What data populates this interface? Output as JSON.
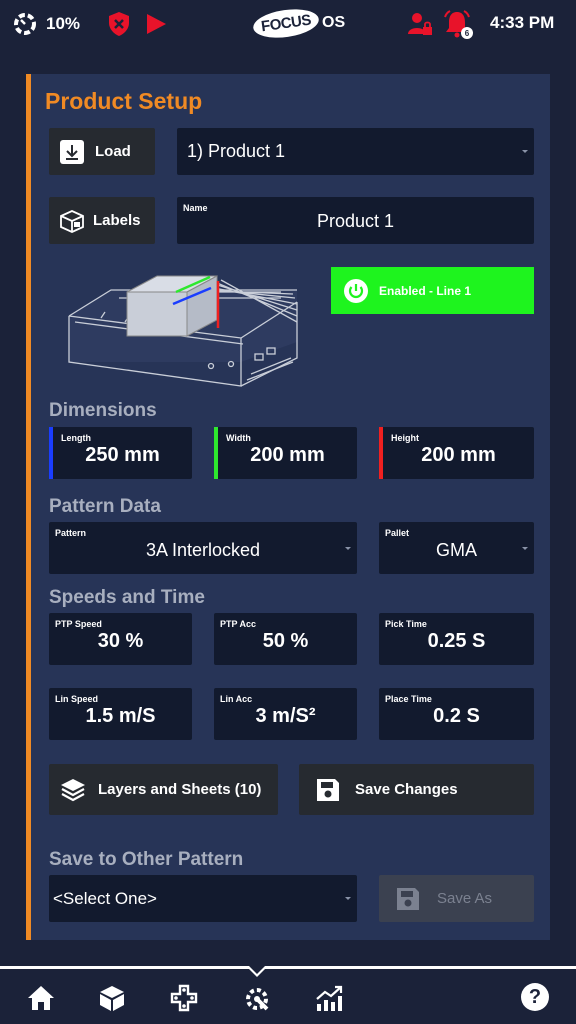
{
  "status_bar": {
    "battery": "10%",
    "logo_main": "FOCUS",
    "logo_suffix": "OS",
    "notification_count": "6",
    "time": "4:33 PM"
  },
  "colors": {
    "accent_orange": "#f08a24",
    "panel": "#273457",
    "field_bg": "#121a2e",
    "enabled_green": "#1ef41e",
    "length_blue": "#1a3dff",
    "width_green": "#2ee82e",
    "height_red": "#f02020"
  },
  "product_setup": {
    "title": "Product Setup",
    "load_label": "Load",
    "product_select": "1) Product 1",
    "labels_label": "Labels",
    "name_label": "Name",
    "name_value": "Product 1",
    "enabled_label": "Enabled - Line 1"
  },
  "dimensions": {
    "title": "Dimensions",
    "length_label": "Length",
    "length_value": "250 mm",
    "width_label": "Width",
    "width_value": "200 mm",
    "height_label": "Height",
    "height_value": "200 mm"
  },
  "pattern_data": {
    "title": "Pattern Data",
    "pattern_label": "Pattern",
    "pattern_value": "3A Interlocked",
    "pallet_label": "Pallet",
    "pallet_value": "GMA"
  },
  "speeds": {
    "title": "Speeds and Time",
    "ptp_speed_label": "PTP Speed",
    "ptp_speed_value": "30 %",
    "ptp_acc_label": "PTP Acc",
    "ptp_acc_value": "50 %",
    "pick_time_label": "Pick Time",
    "pick_time_value": "0.25 S",
    "lin_speed_label": "Lin Speed",
    "lin_speed_value": "1.5 m/S",
    "lin_acc_label": "Lin Acc",
    "lin_acc_value": "3 m/S²",
    "place_time_label": "Place Time",
    "place_time_value": "0.2 S"
  },
  "actions": {
    "layers_label": "Layers and Sheets (10)",
    "save_changes_label": "Save Changes"
  },
  "save_other": {
    "title": "Save to Other Pattern",
    "select_value": "<Select One>",
    "save_as_label": "Save As"
  },
  "bottom_nav": {
    "items": [
      "home-icon",
      "box-icon",
      "gamepad-icon",
      "settings-wrench-icon",
      "chart-icon",
      "help-icon"
    ],
    "help_glyph": "?"
  }
}
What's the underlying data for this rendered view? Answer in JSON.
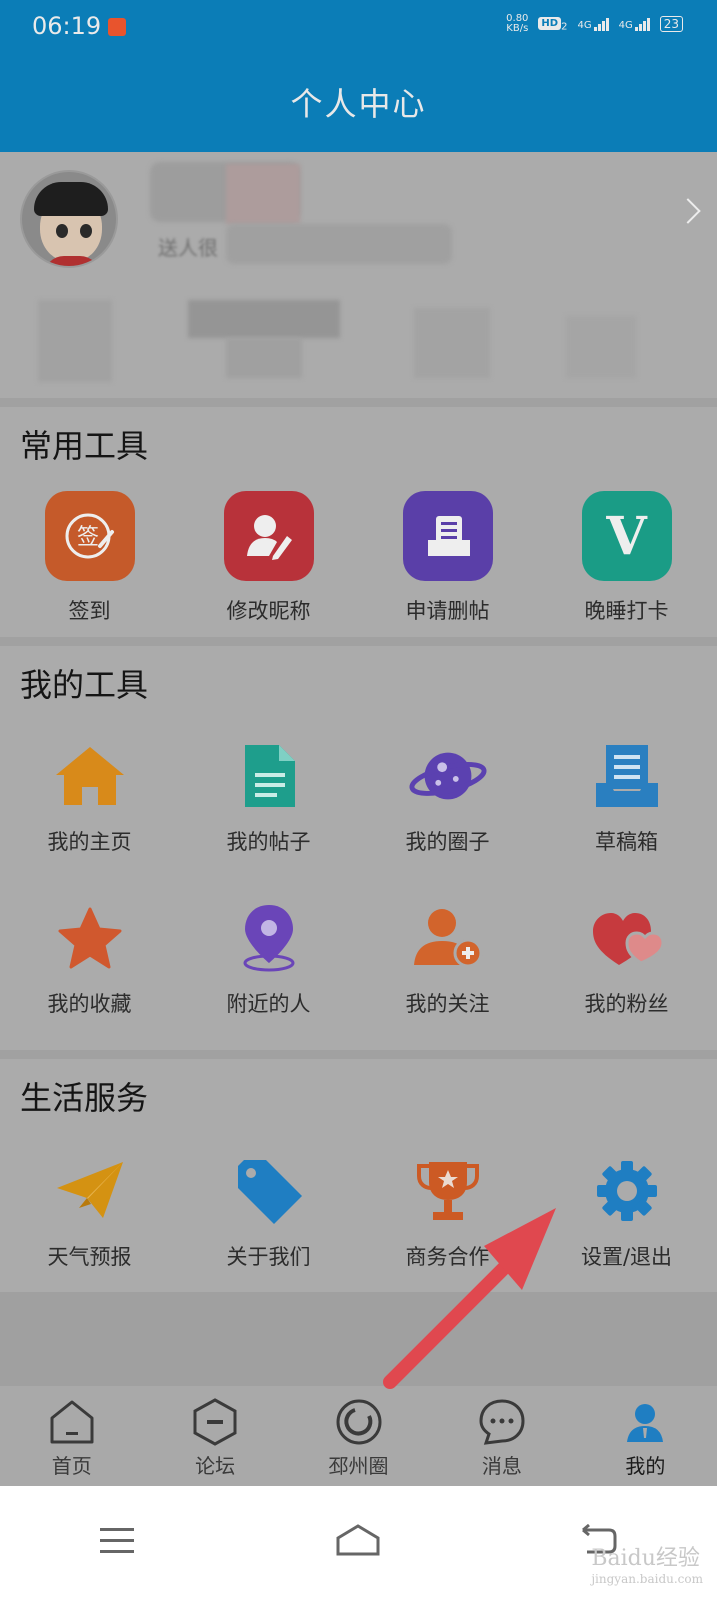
{
  "status_bar": {
    "time": "06:19",
    "net_speed_value": "0.80",
    "net_speed_unit": "KB/s",
    "hd_label": "HD",
    "hd_sub": "2",
    "net_type_1": "4G",
    "net_type_2": "4G",
    "battery": "23"
  },
  "header": {
    "title": "个人中心"
  },
  "profile": {
    "subtitle_visible": "送人很"
  },
  "sections": {
    "common_tools": {
      "title": "常用工具",
      "items": [
        {
          "label": "签到",
          "icon": "sign-in-icon",
          "glyph": "签",
          "color": "#c55a2a"
        },
        {
          "label": "修改昵称",
          "icon": "edit-nickname-icon",
          "color": "#b8323a"
        },
        {
          "label": "申请删帖",
          "icon": "delete-post-icon",
          "color": "#5a3fa8"
        },
        {
          "label": "晚睡打卡",
          "icon": "late-sleep-checkin-icon",
          "glyph": "V",
          "color": "#1a9c86"
        }
      ]
    },
    "my_tools": {
      "title": "我的工具",
      "items": [
        {
          "label": "我的主页",
          "icon": "home-icon",
          "color": "#d88a1a"
        },
        {
          "label": "我的帖子",
          "icon": "document-icon",
          "color": "#1e9e8c"
        },
        {
          "label": "我的圈子",
          "icon": "planet-icon",
          "color": "#5b41b0"
        },
        {
          "label": "草稿箱",
          "icon": "drafts-icon",
          "color": "#2a7fc0"
        },
        {
          "label": "我的收藏",
          "icon": "star-icon",
          "color": "#d0582e"
        },
        {
          "label": "附近的人",
          "icon": "location-pin-icon",
          "color": "#6a45b8"
        },
        {
          "label": "我的关注",
          "icon": "follow-user-icon",
          "color": "#d2642c"
        },
        {
          "label": "我的粉丝",
          "icon": "hearts-icon",
          "color": "#c63a3e"
        }
      ]
    },
    "life_services": {
      "title": "生活服务",
      "items": [
        {
          "label": "天气预报",
          "icon": "paper-plane-icon",
          "color": "#d49212"
        },
        {
          "label": "关于我们",
          "icon": "tag-icon",
          "color": "#1f7ec2"
        },
        {
          "label": "商务合作",
          "icon": "trophy-icon",
          "color": "#cc5a24"
        },
        {
          "label": "设置/退出",
          "icon": "gear-icon",
          "color": "#1f7ec2"
        }
      ]
    }
  },
  "tabbar": {
    "items": [
      {
        "label": "首页",
        "icon": "home-tab-icon"
      },
      {
        "label": "论坛",
        "icon": "forum-tab-icon"
      },
      {
        "label": "邳州圈",
        "icon": "circle-tab-icon"
      },
      {
        "label": "消息",
        "icon": "message-tab-icon"
      },
      {
        "label": "我的",
        "icon": "profile-tab-icon"
      }
    ],
    "active_color": "#1f7ec2"
  },
  "watermark": "Baidu经验",
  "watermark_url": "jingyan.baidu.com"
}
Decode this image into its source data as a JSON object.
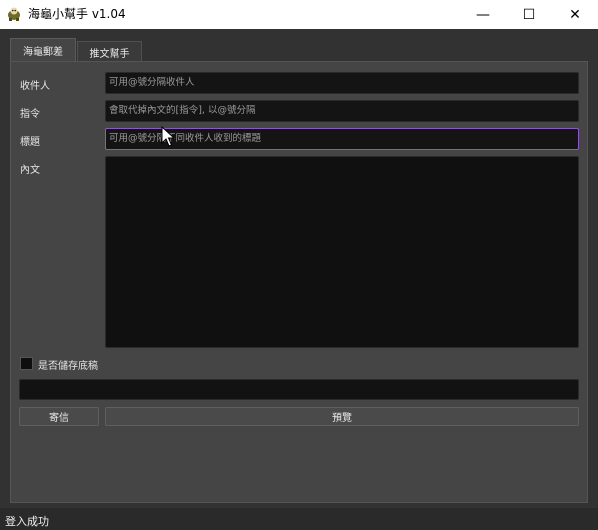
{
  "window": {
    "title": "海龜小幫手 v1.04",
    "icon": "turtle-icon",
    "controls": {
      "minimize": "—",
      "maximize": "☐",
      "close": "✕"
    }
  },
  "tabs": [
    {
      "label": "海龜郵差",
      "active": true
    },
    {
      "label": "推文幫手",
      "active": false
    }
  ],
  "form": {
    "recipients": {
      "label": "收件人",
      "placeholder": "可用@號分隔收件人"
    },
    "command": {
      "label": "指令",
      "placeholder": "會取代掉內文的[指令], 以@號分隔"
    },
    "subject": {
      "label": "標題",
      "placeholder": "可用@號分隔不同收件人收到的標題"
    },
    "body": {
      "label": "內文",
      "value": ""
    },
    "save_draft": {
      "label": "是否儲存底稿",
      "checked": false
    },
    "status_value": ""
  },
  "buttons": {
    "send": "寄信",
    "preview": "預覽"
  },
  "statusbar": {
    "text": "登入成功"
  },
  "colors": {
    "focus_border": "#8a5cc2",
    "background": "#323232",
    "panel": "#454545"
  }
}
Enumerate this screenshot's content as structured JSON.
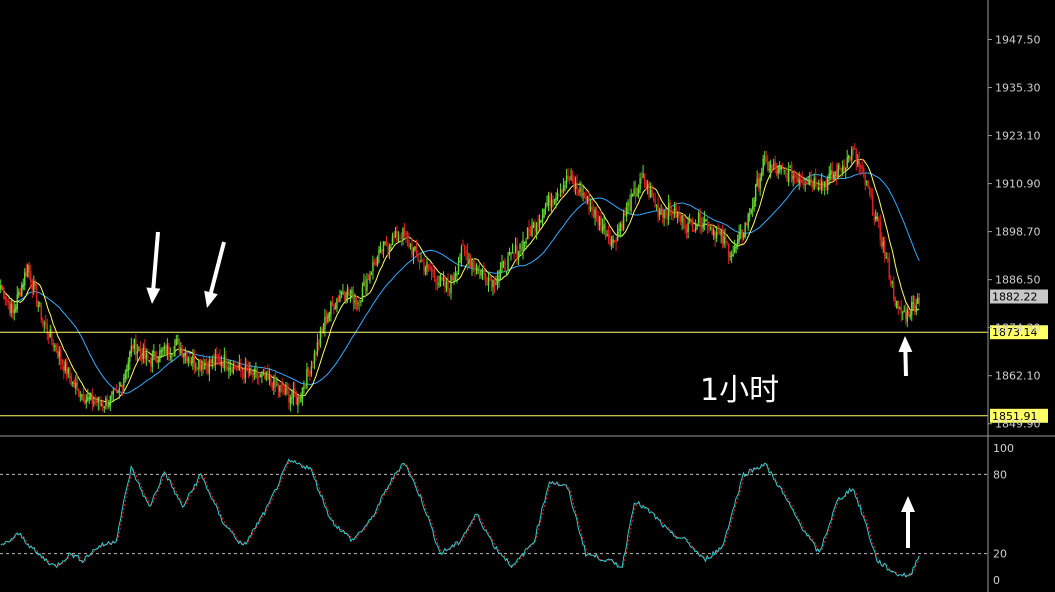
{
  "chart_data": [
    {
      "type": "candlestick",
      "ylim": [
        1845,
        1955
      ],
      "y_ticks": [
        "1947.50",
        "1935.30",
        "1923.10",
        "1910.90",
        "1898.70",
        "1886.50",
        "1874.30",
        "1862.10",
        "1849.90"
      ],
      "current_price_tag": "1882.22",
      "horizontal_lines": [
        {
          "value": 1873.14,
          "label": "1873.14",
          "color": "#ffff66"
        },
        {
          "value": 1851.91,
          "label": "1851.91",
          "color": "#ffff66"
        }
      ],
      "annotation_text": "1小时",
      "candle_up_color": "#66dd33",
      "candle_down_color": "#e02020",
      "ma_fast_color": "#ffff66",
      "ma_slow_color": "#33aaff",
      "path_anchors": [
        [
          0,
          1885
        ],
        [
          8,
          1878
        ],
        [
          18,
          1890
        ],
        [
          28,
          1876
        ],
        [
          38,
          1868
        ],
        [
          48,
          1860
        ],
        [
          58,
          1856
        ],
        [
          68,
          1855
        ],
        [
          78,
          1857
        ],
        [
          88,
          1870
        ],
        [
          98,
          1866
        ],
        [
          108,
          1868
        ],
        [
          118,
          1870
        ],
        [
          128,
          1866
        ],
        [
          138,
          1865
        ],
        [
          148,
          1866
        ],
        [
          158,
          1864
        ],
        [
          168,
          1862
        ],
        [
          178,
          1861
        ],
        [
          188,
          1858
        ],
        [
          198,
          1856
        ],
        [
          208,
          1866
        ],
        [
          218,
          1878
        ],
        [
          228,
          1884
        ],
        [
          238,
          1881
        ],
        [
          248,
          1890
        ],
        [
          258,
          1896
        ],
        [
          268,
          1898
        ],
        [
          278,
          1892
        ],
        [
          288,
          1888
        ],
        [
          298,
          1884
        ],
        [
          308,
          1894
        ],
        [
          318,
          1889
        ],
        [
          328,
          1886
        ],
        [
          338,
          1891
        ],
        [
          348,
          1896
        ],
        [
          358,
          1902
        ],
        [
          368,
          1908
        ],
        [
          378,
          1912
        ],
        [
          388,
          1908
        ],
        [
          398,
          1902
        ],
        [
          408,
          1896
        ],
        [
          418,
          1905
        ],
        [
          428,
          1912
        ],
        [
          438,
          1904
        ],
        [
          448,
          1904
        ],
        [
          458,
          1900
        ],
        [
          468,
          1902
        ],
        [
          478,
          1898
        ],
        [
          488,
          1893
        ],
        [
          498,
          1902
        ],
        [
          508,
          1916
        ],
        [
          518,
          1914
        ],
        [
          528,
          1913
        ],
        [
          538,
          1912
        ],
        [
          548,
          1911
        ],
        [
          558,
          1914
        ],
        [
          568,
          1919
        ],
        [
          578,
          1909
        ],
        [
          588,
          1895
        ],
        [
          598,
          1878
        ],
        [
          604,
          1878
        ],
        [
          612,
          1882
        ]
      ]
    },
    {
      "type": "line",
      "indicator": "oscillator",
      "ylim": [
        0,
        100
      ],
      "y_ticks": [
        "100",
        "80",
        "20",
        "0"
      ],
      "levels": [
        80,
        20
      ],
      "main_color": "#33cccc",
      "signal_color": "#e02020",
      "path_anchors": [
        [
          0,
          25
        ],
        [
          12,
          35
        ],
        [
          24,
          20
        ],
        [
          36,
          10
        ],
        [
          46,
          20
        ],
        [
          54,
          15
        ],
        [
          64,
          25
        ],
        [
          76,
          30
        ],
        [
          86,
          85
        ],
        [
          98,
          55
        ],
        [
          108,
          82
        ],
        [
          120,
          55
        ],
        [
          132,
          80
        ],
        [
          146,
          45
        ],
        [
          160,
          25
        ],
        [
          176,
          55
        ],
        [
          190,
          90
        ],
        [
          204,
          85
        ],
        [
          218,
          45
        ],
        [
          232,
          30
        ],
        [
          244,
          45
        ],
        [
          256,
          72
        ],
        [
          266,
          90
        ],
        [
          278,
          60
        ],
        [
          290,
          20
        ],
        [
          302,
          28
        ],
        [
          314,
          50
        ],
        [
          326,
          25
        ],
        [
          338,
          10
        ],
        [
          352,
          30
        ],
        [
          362,
          75
        ],
        [
          374,
          70
        ],
        [
          386,
          20
        ],
        [
          400,
          15
        ],
        [
          410,
          10
        ],
        [
          418,
          60
        ],
        [
          430,
          50
        ],
        [
          442,
          35
        ],
        [
          452,
          30
        ],
        [
          464,
          15
        ],
        [
          476,
          25
        ],
        [
          490,
          80
        ],
        [
          504,
          88
        ],
        [
          514,
          70
        ],
        [
          526,
          45
        ],
        [
          540,
          20
        ],
        [
          552,
          60
        ],
        [
          562,
          70
        ],
        [
          570,
          45
        ],
        [
          578,
          15
        ],
        [
          590,
          5
        ],
        [
          600,
          3
        ],
        [
          606,
          20
        ]
      ]
    }
  ]
}
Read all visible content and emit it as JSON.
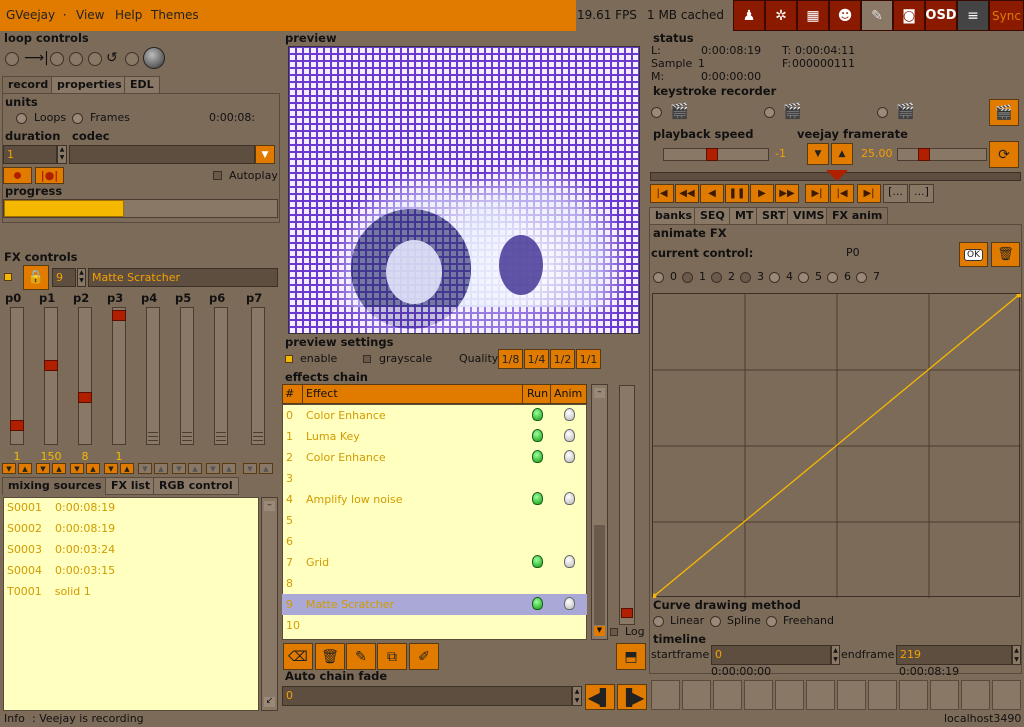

» TO DO
From the entries above, list each line with "placeholder" in it.

» OUTPUT
      "placeholder": "可用@號分隔收件人"
      "placeholder": "會取代掉內文的[指令], 以@號分隔"
      "placeholder": "可用@號分隔不同收件人收到的標題"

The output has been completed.